▶ [WHAT IS REQUIRED]: Repeat the listing in full. Nothing may be added or left out.

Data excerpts
- - - -
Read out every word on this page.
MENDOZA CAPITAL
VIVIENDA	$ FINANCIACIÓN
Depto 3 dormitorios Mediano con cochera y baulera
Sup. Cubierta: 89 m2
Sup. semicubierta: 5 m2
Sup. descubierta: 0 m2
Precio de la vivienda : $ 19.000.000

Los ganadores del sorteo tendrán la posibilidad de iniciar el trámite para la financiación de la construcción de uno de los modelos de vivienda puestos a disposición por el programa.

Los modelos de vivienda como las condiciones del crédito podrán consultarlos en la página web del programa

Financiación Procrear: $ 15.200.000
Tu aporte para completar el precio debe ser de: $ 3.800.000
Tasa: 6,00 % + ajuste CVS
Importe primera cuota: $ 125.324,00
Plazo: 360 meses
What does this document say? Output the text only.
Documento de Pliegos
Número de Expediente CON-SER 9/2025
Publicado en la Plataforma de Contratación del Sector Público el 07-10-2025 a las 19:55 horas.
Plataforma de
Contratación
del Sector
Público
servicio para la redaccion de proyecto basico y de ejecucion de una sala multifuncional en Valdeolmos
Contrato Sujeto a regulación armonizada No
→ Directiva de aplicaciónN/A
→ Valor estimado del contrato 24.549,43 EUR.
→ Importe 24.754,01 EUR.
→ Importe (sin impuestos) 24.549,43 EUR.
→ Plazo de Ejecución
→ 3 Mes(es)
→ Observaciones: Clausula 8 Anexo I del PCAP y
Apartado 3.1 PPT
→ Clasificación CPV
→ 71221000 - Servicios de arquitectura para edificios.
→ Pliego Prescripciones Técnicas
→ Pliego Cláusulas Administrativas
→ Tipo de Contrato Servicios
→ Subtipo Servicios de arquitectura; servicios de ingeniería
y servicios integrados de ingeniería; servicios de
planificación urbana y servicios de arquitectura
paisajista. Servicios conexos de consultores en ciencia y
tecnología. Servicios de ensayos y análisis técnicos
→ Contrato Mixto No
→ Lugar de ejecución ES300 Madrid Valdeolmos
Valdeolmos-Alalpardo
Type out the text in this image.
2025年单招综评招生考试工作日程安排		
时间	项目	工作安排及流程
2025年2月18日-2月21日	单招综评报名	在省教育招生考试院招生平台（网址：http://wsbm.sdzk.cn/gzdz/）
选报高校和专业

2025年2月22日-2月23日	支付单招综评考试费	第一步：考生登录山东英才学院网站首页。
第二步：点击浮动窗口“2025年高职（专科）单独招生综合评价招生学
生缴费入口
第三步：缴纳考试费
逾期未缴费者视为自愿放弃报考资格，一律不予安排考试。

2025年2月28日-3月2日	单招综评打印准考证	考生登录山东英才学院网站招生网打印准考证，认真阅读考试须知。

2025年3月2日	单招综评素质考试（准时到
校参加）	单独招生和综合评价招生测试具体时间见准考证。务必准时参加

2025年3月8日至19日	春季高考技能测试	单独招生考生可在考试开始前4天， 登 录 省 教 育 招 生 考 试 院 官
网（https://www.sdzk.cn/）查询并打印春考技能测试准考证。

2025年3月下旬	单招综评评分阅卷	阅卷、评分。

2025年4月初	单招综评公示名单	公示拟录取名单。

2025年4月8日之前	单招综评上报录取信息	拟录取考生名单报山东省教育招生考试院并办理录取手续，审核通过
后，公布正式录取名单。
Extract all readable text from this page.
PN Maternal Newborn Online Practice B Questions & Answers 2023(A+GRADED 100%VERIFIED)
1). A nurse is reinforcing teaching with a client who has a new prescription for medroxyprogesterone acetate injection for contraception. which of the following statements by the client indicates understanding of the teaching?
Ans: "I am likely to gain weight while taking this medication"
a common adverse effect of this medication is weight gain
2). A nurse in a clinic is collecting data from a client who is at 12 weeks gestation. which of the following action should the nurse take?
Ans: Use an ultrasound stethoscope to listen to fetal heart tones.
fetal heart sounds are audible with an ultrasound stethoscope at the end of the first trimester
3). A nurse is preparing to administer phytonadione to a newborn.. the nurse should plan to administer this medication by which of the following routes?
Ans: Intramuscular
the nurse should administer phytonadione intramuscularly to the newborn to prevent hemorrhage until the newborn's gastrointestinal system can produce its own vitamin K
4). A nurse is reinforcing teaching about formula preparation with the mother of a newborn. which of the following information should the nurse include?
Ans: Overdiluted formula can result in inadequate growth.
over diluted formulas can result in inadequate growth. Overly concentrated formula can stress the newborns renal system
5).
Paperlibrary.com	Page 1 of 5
- - - -
▶ [EXERCISE ANSWER]:
Read out every word on this page.
MENDOZA CAPITAL
VIVIENDA	$ FINANCIACIÓN
Depto 3 dormitorios Mediano con cochera y baulera
Sup. Cubierta: 89 m2
Sup. semicubierta: 5 m2
Sup. descubierta: 0 m2
Precio de la vivienda : $ 19.000.000

Los ganadores del sorteo tendrán la posibilidad de iniciar el trámite para la financiación de la construcción de uno de los modelos de vivienda puestos a disposición por el programa.

Los modelos de vivienda como las condiciones del crédito podrán consultarlos en la página web del programa

Financiación Procrear: $ 15.200.000
Tu aporte para completar el precio debe ser de: $ 3.800.000
Tasa: 6,00 % + ajuste CVS
Importe primera cuota: $ 125.324,00
Plazo: 360 meses
What does this document say? Output the text only.
Documento de Pliegos
Número de Expediente CON-SER 9/2025
Publicado en la Plataforma de Contratación del Sector Público el 07-10-2025 a las 19:55 horas.
Plataforma de
Contratación
del Sector
Público
servicio para la redaccion de proyecto basico y de ejecucion de una sala multifuncional en Valdeolmos
Contrato Sujeto a regulación armonizada No
→ Directiva de aplicaciónN/A
→ Valor estimado del contrato 24.549,43 EUR.
→ Importe 24.754,01 EUR.
→ Importe (sin impuestos) 24.549,43 EUR.
→ Plazo de Ejecución
→ 3 Mes(es)
→ Observaciones: Clausula 8 Anexo I del PCAP y
Apartado 3.1 PPT
→ Clasificación CPV
→ 71221000 - Servicios de arquitectura para edificios.
→ Pliego Prescripciones Técnicas
→ Pliego Cláusulas Administrativas
→ Tipo de Contrato Servicios
→ Subtipo Servicios de arquitectura; servicios de ingeniería
y servicios integrados de ingeniería; servicios de
planificación urbana y servicios de arquitectura
paisajista. Servicios conexos de consultores en ciencia y
tecnología. Servicios de ensayos y análisis técnicos
→ Contrato Mixto No
→ Lugar de ejecución ES300 Madrid Valdeolmos
Valdeolmos-Alalpardo
Type out the text in this image.
2025年单招综评招生考试工作日程安排		
时间	项目	工作安排及流程
2025年2月18日-2月21日	单招综评报名	在省教育招生考试院招生平台（网址：http://wsbm.sdzk.cn/gzdz/）
选报高校和专业

2025年2月22日-2月23日	支付单招综评考试费	第一步：考生登录山东英才学院网站首页。
第二步：点击浮动窗口“2025年高职（专科）单独招生综合评价招生学
生缴费入口
第三步：缴纳考试费
逾期未缴费者视为自愿放弃报考资格，一律不予安排考试。

2025年2月28日-3月2日	单招综评打印准考证	考生登录山东英才学院网站招生网打印准考证，认真阅读考试须知。

2025年3月2日	单招综评素质考试（准时到
校参加）	单独招生和综合评价招生测试具体时间见准考证。务必准时参加

2025年3月8日至19日	春季高考技能测试	单独招生考生可在考试开始前4天， 登 录 省 教 育 招 生 考 试 院 官
网（https://www.sdzk.cn/）查询并打印春考技能测试准考证。

2025年3月下旬	单招综评评分阅卷	阅卷、评分。

2025年4月初	单招综评公示名单	公示拟录取名单。

2025年4月8日之前	单招综评上报录取信息	拟录取考生名单报山东省教育招生考试院并办理录取手续，审核通过
后，公布正式录取名单。
Extract all readable text from this page.
PN Maternal Newborn Online Practice B Questions & Answers 2023(A+GRADED 100%VERIFIED)
1). A nurse is reinforcing teaching with a client who has a new prescription for medroxyprogesterone acetate injection for contraception. which of the following statements by the client indicates understanding of the teaching?
Ans: "I am likely to gain weight while taking this medication"
a common adverse effect of this medication is weight gain
2). A nurse in a clinic is collecting data from a client who is at 12 weeks gestation. which of the following action should the nurse take?
Ans: Use an ultrasound stethoscope to listen to fetal heart tones.
fetal heart sounds are audible with an ultrasound stethoscope at the end of the first trimester
3). A nurse is preparing to administer phytonadione to a newborn.. the nurse should plan to administer this medication by which of the following routes?
Ans: Intramuscular
the nurse should administer phytonadione intramuscularly to the newborn to prevent hemorrhage until the newborn's gastrointestinal system can produce its own vitamin K
4). A nurse is reinforcing teaching about formula preparation with the mother of a newborn. which of the following information should the nurse include?
Ans: Overdiluted formula can result in inadequate growth.
over diluted formulas can result in inadequate growth. Overly concentrated formula can stress the newborns renal system
5).
Paperlibrary.com	Page 1 of 5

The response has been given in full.